Short problem: Drop every picture and give the entries back exactly.

========

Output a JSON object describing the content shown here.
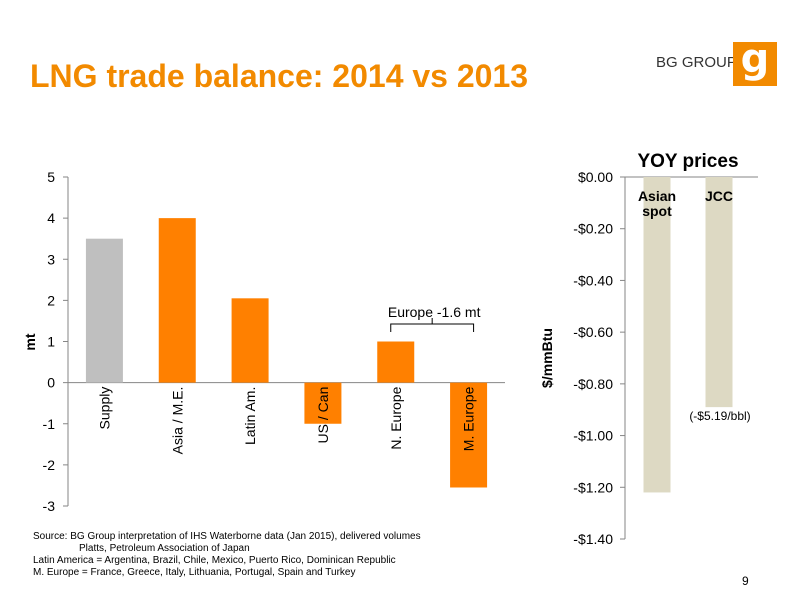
{
  "title": "LNG trade balance: 2014 vs 2013",
  "brand": {
    "name": "BG GROUP",
    "logo_letter": "g",
    "color": "#f28a00"
  },
  "colors": {
    "orange": "#ff8000",
    "grey": "#bfbfbf",
    "beige": "#ddd9c3"
  },
  "chart_data": [
    {
      "type": "bar",
      "title": "",
      "ylabel": "mt",
      "categories": [
        "Supply",
        "Asia / M.E.",
        "Latin Am.",
        "US / Can",
        "N. Europe",
        "M. Europe"
      ],
      "values": [
        3.5,
        4.0,
        2.05,
        -1.0,
        1.0,
        -2.55
      ],
      "bar_colors": [
        "grey",
        "orange",
        "orange",
        "orange",
        "orange",
        "orange"
      ],
      "ylim": [
        -3,
        5
      ],
      "yticks": [
        "5",
        "4",
        "3",
        "2",
        "1",
        "0",
        "-1",
        "-2",
        "-3"
      ],
      "grid": false,
      "annotation": "Europe  -1.6 mt"
    },
    {
      "type": "bar",
      "title": "YOY prices",
      "ylabel": "$/mmBtu",
      "categories": [
        "Asian spot",
        "JCC"
      ],
      "category_labels": [
        [
          "Asian",
          "spot"
        ],
        [
          "JCC"
        ]
      ],
      "values": [
        -1.22,
        -0.89
      ],
      "bar_color": "beige",
      "ylim": [
        -1.4,
        0
      ],
      "yticks": [
        "$0.00",
        "-$0.20",
        "-$0.40",
        "-$0.60",
        "-$0.80",
        "-$1.00",
        "-$1.20",
        "-$1.40"
      ],
      "grid": false,
      "data_labels": [
        "",
        "(-$5.19/bbl)"
      ]
    }
  ],
  "source_lines": [
    "Source: BG Group interpretation of IHS Waterborne data (Jan 2015), delivered volumes",
    "Platts, Petroleum Association of Japan",
    "Latin America = Argentina, Brazil, Chile, Mexico, Puerto Rico, Dominican Republic",
    "M. Europe = France, Greece, Italy, Lithuania, Portugal, Spain and Turkey"
  ],
  "page_number": "9"
}
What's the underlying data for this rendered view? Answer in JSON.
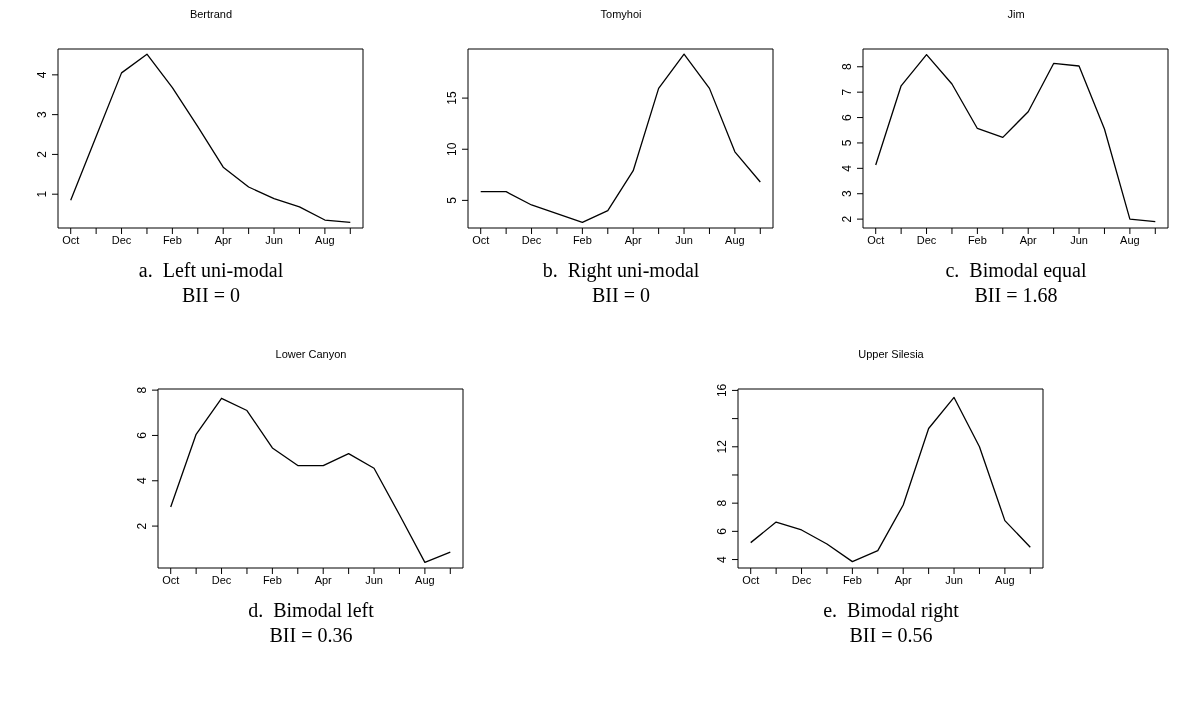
{
  "chart_data": [
    {
      "type": "line",
      "title": "Bertrand",
      "categories": [
        "Oct",
        null,
        "Dec",
        null,
        "Feb",
        null,
        "Apr",
        null,
        "Jun",
        null,
        "Aug",
        null
      ],
      "series": [
        {
          "color": "#000000",
          "values": [
            0.85,
            2.45,
            4.05,
            4.52,
            3.68,
            2.7,
            1.68,
            1.18,
            0.89,
            0.68,
            0.35,
            0.29
          ]
        }
      ],
      "ylim": [
        0.15,
        4.65
      ],
      "yticks": [
        1,
        2,
        3,
        4
      ],
      "annotations": [
        "a.  Left uni-modal",
        "BII = 0"
      ]
    },
    {
      "type": "line",
      "title": "Tomyhoi",
      "categories": [
        "Oct",
        null,
        "Dec",
        null,
        "Feb",
        null,
        "Apr",
        null,
        "Jun",
        null,
        "Aug",
        null
      ],
      "series": [
        {
          "color": "#000000",
          "values": [
            5.85,
            5.85,
            4.55,
            3.7,
            2.85,
            4.0,
            7.9,
            15.95,
            19.3,
            15.95,
            9.75,
            6.8
          ]
        }
      ],
      "ylim": [
        2.3,
        19.8
      ],
      "yticks": [
        5,
        10,
        15
      ],
      "annotations": [
        "b.  Right uni-modal",
        "BII = 0"
      ]
    },
    {
      "type": "line",
      "title": "Jim",
      "categories": [
        "Oct",
        null,
        "Dec",
        null,
        "Feb",
        null,
        "Apr",
        null,
        "Jun",
        null,
        "Aug",
        null
      ],
      "series": [
        {
          "color": "#000000",
          "values": [
            4.13,
            7.25,
            8.48,
            7.32,
            5.57,
            5.22,
            6.23,
            8.13,
            8.03,
            5.55,
            2.0,
            1.9
          ]
        }
      ],
      "ylim": [
        1.65,
        8.7
      ],
      "yticks": [
        2,
        3,
        4,
        5,
        6,
        7,
        8
      ],
      "annotations": [
        "c.  Bimodal equal",
        "BII = 1.68"
      ]
    },
    {
      "type": "line",
      "title": "Lower Canyon",
      "categories": [
        "Oct",
        null,
        "Dec",
        null,
        "Feb",
        null,
        "Apr",
        null,
        "Jun",
        null,
        "Aug",
        null
      ],
      "series": [
        {
          "color": "#000000",
          "values": [
            2.84,
            6.05,
            7.64,
            7.1,
            5.45,
            4.67,
            4.67,
            5.2,
            4.55,
            2.5,
            0.4,
            0.85
          ]
        }
      ],
      "ylim": [
        0.15,
        8.05
      ],
      "yticks": [
        2,
        4,
        6,
        8
      ],
      "annotations": [
        "d.  Bimodal left",
        "BII = 0.36"
      ]
    },
    {
      "type": "line",
      "title": "Upper Silesia",
      "categories": [
        "Oct",
        null,
        "Dec",
        null,
        "Feb",
        null,
        "Apr",
        null,
        "Jun",
        null,
        "Aug",
        null
      ],
      "series": [
        {
          "color": "#000000",
          "values": [
            5.2,
            6.66,
            6.1,
            5.1,
            3.85,
            4.63,
            7.87,
            13.3,
            15.5,
            12.0,
            6.76,
            4.87
          ]
        }
      ],
      "ylim": [
        3.4,
        16.1
      ],
      "yticks": [
        4,
        6,
        8,
        {
          "value": 10,
          "label": null
        },
        12,
        {
          "value": 14,
          "label": null
        },
        16
      ],
      "annotations": [
        "e.  Bimodal right",
        "BII = 0.56"
      ]
    }
  ]
}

========

Output for this task:
Output a JSON object describing the content shown here.
{
  "title": "LNG trade balance: 2014 vs 2013",
  "brand": {
    "name": "BG GROUP",
    "logo_letter": "g",
    "color": "#f28a00"
  },
  "colors": {
    "orange": "#ff8000",
    "grey": "#bfbfbf",
    "beige": "#ddd9c3"
  },
  "chart_data": [
    {
      "type": "bar",
      "title": "",
      "ylabel": "mt",
      "categories": [
        "Supply",
        "Asia / M.E.",
        "Latin Am.",
        "US / Can",
        "N. Europe",
        "M. Europe"
      ],
      "values": [
        3.5,
        4.0,
        2.05,
        -1.0,
        1.0,
        -2.55
      ],
      "bar_colors": [
        "grey",
        "orange",
        "orange",
        "orange",
        "orange",
        "orange"
      ],
      "ylim": [
        -3,
        5
      ],
      "yticks": [
        "5",
        "4",
        "3",
        "2",
        "1",
        "0",
        "-1",
        "-2",
        "-3"
      ],
      "grid": false,
      "annotation": "Europe  -1.6 mt"
    },
    {
      "type": "bar",
      "title": "YOY prices",
      "ylabel": "$/mmBtu",
      "categories": [
        "Asian spot",
        "JCC"
      ],
      "category_labels": [
        [
          "Asian",
          "spot"
        ],
        [
          "JCC"
        ]
      ],
      "values": [
        -1.22,
        -0.89
      ],
      "bar_color": "beige",
      "ylim": [
        -1.4,
        0
      ],
      "yticks": [
        "$0.00",
        "-$0.20",
        "-$0.40",
        "-$0.60",
        "-$0.80",
        "-$1.00",
        "-$1.20",
        "-$1.40"
      ],
      "grid": false,
      "data_labels": [
        "",
        "(-$5.19/bbl)"
      ]
    }
  ],
  "source_lines": [
    "Source: BG Group interpretation of IHS Waterborne data (Jan 2015), delivered volumes",
    "Platts, Petroleum Association of Japan",
    "Latin America = Argentina, Brazil, Chile, Mexico, Puerto Rico, Dominican Republic",
    "M. Europe = France, Greece, Italy, Lithuania, Portugal, Spain and Turkey"
  ],
  "page_number": "9"
}
What's the underlying data for this rendered view? Answer in JSON.
{
  "chart_data": [
    {
      "type": "line",
      "title": "Bertrand",
      "categories": [
        "Oct",
        null,
        "Dec",
        null,
        "Feb",
        null,
        "Apr",
        null,
        "Jun",
        null,
        "Aug",
        null
      ],
      "series": [
        {
          "color": "#000000",
          "values": [
            0.85,
            2.45,
            4.05,
            4.52,
            3.68,
            2.7,
            1.68,
            1.18,
            0.89,
            0.68,
            0.35,
            0.29
          ]
        }
      ],
      "ylim": [
        0.15,
        4.65
      ],
      "yticks": [
        1,
        2,
        3,
        4
      ],
      "annotations": [
        "a.  Left uni-modal",
        "BII = 0"
      ]
    },
    {
      "type": "line",
      "title": "Tomyhoi",
      "categories": [
        "Oct",
        null,
        "Dec",
        null,
        "Feb",
        null,
        "Apr",
        null,
        "Jun",
        null,
        "Aug",
        null
      ],
      "series": [
        {
          "color": "#000000",
          "values": [
            5.85,
            5.85,
            4.55,
            3.7,
            2.85,
            4.0,
            7.9,
            15.95,
            19.3,
            15.95,
            9.75,
            6.8
          ]
        }
      ],
      "ylim": [
        2.3,
        19.8
      ],
      "yticks": [
        5,
        10,
        15
      ],
      "annotations": [
        "b.  Right uni-modal",
        "BII = 0"
      ]
    },
    {
      "type": "line",
      "title": "Jim",
      "categories": [
        "Oct",
        null,
        "Dec",
        null,
        "Feb",
        null,
        "Apr",
        null,
        "Jun",
        null,
        "Aug",
        null
      ],
      "series": [
        {
          "color": "#000000",
          "values": [
            4.13,
            7.25,
            8.48,
            7.32,
            5.57,
            5.22,
            6.23,
            8.13,
            8.03,
            5.55,
            2.0,
            1.9
          ]
        }
      ],
      "ylim": [
        1.65,
        8.7
      ],
      "yticks": [
        2,
        3,
        4,
        5,
        6,
        7,
        8
      ],
      "annotations": [
        "c.  Bimodal equal",
        "BII = 1.68"
      ]
    },
    {
      "type": "line",
      "title": "Lower Canyon",
      "categories": [
        "Oct",
        null,
        "Dec",
        null,
        "Feb",
        null,
        "Apr",
        null,
        "Jun",
        null,
        "Aug",
        null
      ],
      "series": [
        {
          "color": "#000000",
          "values": [
            2.84,
            6.05,
            7.64,
            7.1,
            5.45,
            4.67,
            4.67,
            5.2,
            4.55,
            2.5,
            0.4,
            0.85
          ]
        }
      ],
      "ylim": [
        0.15,
        8.05
      ],
      "yticks": [
        2,
        4,
        6,
        8
      ],
      "annotations": [
        "d.  Bimodal left",
        "BII = 0.36"
      ]
    },
    {
      "type": "line",
      "title": "Upper Silesia",
      "categories": [
        "Oct",
        null,
        "Dec",
        null,
        "Feb",
        null,
        "Apr",
        null,
        "Jun",
        null,
        "Aug",
        null
      ],
      "series": [
        {
          "color": "#000000",
          "values": [
            5.2,
            6.66,
            6.1,
            5.1,
            3.85,
            4.63,
            7.87,
            13.3,
            15.5,
            12.0,
            6.76,
            4.87
          ]
        }
      ],
      "ylim": [
        3.4,
        16.1
      ],
      "yticks": [
        4,
        6,
        8,
        {
          "value": 10,
          "label": null
        },
        12,
        {
          "value": 14,
          "label": null
        },
        16
      ],
      "annotations": [
        "e.  Bimodal right",
        "BII = 0.56"
      ]
    }
  ]
}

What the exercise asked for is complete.